- Selected text
--- Start ---

Thứ Tư, 25 tháng 2, 2015

EVE OF DESTRUCTION

Joseph L. Mankiewicz is not a bad director. But he's not a truly great one, either; he's not worthy, anyway, of being the second of only two men to have won a pair of back-to-back Best Director Oscars (John Ford was the first). He didn't, in general, do anything unexpected with his camera; he rarely pushed actors to do work beyond their comfort zone, preferring instead to facilitate them being the very best version of their usual selves. His best directorial instinct, in fact, was to provide the cleanest and most unobtrusive possible frame for Joseph L. Mankiewicz, screenwriter; and that Mankiewicz is the absolute best of the best.

Moreover, that Mankiewicz was never, ever better than when he adapted Mary Orr's 1946 story "The Wisdom of Eve" into 1950's All About Eve, a film in which the art of screen invective finds its absolute all-time pinnacle. Is it a disreputable pleasure, to bask in the bitchy vitriol as talented actors hurl elaborate, poetic insults at each other? Maybe, but the important point is that it's pleasure, and the caustic dialogue in All About Eve is some of the best ever committed to celluloid in Hollywood:
"Bill's thirty-two. He looks thirty-two. He looked it five years ago, he'll look it twenty years from now. I hate men."

--- End ---

- Dataset rows
--- Start ---

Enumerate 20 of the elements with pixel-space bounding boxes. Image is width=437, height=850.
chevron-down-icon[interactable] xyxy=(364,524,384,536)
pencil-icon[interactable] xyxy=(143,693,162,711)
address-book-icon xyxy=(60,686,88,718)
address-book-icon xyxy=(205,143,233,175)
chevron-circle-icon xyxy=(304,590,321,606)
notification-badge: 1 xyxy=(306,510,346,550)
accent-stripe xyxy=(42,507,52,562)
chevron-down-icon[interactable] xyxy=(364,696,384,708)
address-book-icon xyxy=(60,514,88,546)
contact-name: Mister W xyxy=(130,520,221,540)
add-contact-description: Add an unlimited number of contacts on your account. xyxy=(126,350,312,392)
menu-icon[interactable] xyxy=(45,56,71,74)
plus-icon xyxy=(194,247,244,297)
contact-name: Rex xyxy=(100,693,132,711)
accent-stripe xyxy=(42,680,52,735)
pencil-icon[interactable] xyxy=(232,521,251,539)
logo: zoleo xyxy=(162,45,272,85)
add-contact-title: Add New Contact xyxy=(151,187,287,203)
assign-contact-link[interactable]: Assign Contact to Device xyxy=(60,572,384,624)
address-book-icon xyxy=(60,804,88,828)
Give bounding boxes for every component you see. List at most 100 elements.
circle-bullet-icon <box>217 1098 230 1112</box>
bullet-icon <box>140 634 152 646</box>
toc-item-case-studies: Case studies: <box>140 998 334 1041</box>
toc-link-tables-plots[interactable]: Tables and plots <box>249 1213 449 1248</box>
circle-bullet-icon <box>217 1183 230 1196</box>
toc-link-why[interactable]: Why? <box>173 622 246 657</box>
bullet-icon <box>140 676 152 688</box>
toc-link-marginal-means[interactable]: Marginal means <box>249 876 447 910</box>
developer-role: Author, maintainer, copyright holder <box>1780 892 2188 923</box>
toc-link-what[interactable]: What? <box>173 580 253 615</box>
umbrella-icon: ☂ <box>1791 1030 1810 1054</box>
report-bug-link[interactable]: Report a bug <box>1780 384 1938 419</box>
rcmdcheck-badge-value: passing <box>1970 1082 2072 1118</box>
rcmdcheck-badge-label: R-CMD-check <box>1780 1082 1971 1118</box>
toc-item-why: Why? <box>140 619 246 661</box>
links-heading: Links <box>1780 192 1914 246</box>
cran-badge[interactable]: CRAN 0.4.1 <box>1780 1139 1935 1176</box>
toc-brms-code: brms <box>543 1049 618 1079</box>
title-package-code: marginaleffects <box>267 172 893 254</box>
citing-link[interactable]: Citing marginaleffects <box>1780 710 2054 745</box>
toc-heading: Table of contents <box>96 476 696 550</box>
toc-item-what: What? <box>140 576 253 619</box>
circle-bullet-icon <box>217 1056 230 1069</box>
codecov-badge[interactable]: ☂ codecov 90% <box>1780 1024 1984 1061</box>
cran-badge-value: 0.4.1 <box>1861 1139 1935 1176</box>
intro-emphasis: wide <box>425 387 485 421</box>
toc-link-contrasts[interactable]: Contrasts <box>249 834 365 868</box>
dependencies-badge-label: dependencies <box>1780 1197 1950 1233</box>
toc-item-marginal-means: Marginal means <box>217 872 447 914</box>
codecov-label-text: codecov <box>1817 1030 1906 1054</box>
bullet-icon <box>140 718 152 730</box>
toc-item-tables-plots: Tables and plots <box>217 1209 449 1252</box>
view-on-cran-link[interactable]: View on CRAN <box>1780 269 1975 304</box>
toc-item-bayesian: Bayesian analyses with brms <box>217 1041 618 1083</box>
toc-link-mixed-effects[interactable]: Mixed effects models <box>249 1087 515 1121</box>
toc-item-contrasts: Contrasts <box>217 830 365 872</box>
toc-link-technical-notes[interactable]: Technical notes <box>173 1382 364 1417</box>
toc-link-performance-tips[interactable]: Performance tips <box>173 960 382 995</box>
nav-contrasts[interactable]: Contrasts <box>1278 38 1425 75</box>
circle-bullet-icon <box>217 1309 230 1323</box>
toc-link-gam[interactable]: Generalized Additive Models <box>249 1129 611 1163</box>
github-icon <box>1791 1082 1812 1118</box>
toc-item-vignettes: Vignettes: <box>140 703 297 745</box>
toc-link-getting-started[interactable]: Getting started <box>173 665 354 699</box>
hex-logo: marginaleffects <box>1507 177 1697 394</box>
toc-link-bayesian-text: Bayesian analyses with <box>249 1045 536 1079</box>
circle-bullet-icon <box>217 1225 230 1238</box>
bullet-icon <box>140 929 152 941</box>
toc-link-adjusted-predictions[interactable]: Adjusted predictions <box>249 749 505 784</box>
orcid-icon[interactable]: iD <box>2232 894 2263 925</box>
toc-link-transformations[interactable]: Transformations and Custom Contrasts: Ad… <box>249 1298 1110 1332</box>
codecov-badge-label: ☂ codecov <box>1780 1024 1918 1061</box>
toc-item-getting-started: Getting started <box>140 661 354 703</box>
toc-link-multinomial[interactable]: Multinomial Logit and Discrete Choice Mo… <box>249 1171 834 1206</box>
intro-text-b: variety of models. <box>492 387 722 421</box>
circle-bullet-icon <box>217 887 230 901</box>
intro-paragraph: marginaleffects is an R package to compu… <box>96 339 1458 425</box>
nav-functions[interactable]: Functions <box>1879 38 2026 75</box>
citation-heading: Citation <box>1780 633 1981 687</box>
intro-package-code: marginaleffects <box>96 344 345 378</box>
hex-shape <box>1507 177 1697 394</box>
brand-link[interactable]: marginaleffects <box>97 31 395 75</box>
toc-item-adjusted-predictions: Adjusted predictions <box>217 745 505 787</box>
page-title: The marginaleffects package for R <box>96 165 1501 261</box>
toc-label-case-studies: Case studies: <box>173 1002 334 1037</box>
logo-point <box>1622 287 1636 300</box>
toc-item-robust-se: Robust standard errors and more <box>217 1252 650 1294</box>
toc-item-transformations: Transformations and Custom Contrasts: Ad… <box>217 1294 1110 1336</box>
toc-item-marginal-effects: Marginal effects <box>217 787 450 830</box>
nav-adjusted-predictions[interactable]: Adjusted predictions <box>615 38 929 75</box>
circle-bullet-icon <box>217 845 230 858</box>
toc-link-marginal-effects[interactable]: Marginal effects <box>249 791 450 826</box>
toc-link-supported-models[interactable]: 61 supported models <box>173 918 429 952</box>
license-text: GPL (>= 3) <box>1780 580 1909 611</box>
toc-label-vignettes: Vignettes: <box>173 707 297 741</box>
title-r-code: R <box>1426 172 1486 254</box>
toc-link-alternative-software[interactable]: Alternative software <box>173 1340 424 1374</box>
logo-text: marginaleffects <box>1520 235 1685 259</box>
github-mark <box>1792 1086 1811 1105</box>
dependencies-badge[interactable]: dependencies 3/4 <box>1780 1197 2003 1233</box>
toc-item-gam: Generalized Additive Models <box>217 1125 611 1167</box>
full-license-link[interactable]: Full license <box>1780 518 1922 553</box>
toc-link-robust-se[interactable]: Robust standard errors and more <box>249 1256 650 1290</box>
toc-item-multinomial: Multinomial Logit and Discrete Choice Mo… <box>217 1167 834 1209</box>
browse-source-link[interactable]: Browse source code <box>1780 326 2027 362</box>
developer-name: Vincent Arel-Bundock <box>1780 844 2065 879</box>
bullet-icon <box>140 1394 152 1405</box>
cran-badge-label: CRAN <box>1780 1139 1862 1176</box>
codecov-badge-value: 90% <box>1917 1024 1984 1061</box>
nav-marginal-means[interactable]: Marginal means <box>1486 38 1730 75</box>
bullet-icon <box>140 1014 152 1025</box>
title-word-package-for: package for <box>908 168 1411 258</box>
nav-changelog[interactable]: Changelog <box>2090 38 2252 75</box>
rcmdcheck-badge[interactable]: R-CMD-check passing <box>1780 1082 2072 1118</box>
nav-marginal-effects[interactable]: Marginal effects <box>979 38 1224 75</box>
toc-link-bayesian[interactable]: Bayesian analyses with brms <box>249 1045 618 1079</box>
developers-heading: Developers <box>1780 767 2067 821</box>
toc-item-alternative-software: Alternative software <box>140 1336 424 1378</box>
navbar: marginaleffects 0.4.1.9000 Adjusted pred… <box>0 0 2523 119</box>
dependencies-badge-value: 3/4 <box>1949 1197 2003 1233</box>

--- End ---

- What you will do
List every real person named in the All About Eve text above, leaving out the line of quoted dialogue.

- Full answer
- Joseph L. Mankiewicz
- John Ford
- Mary Orr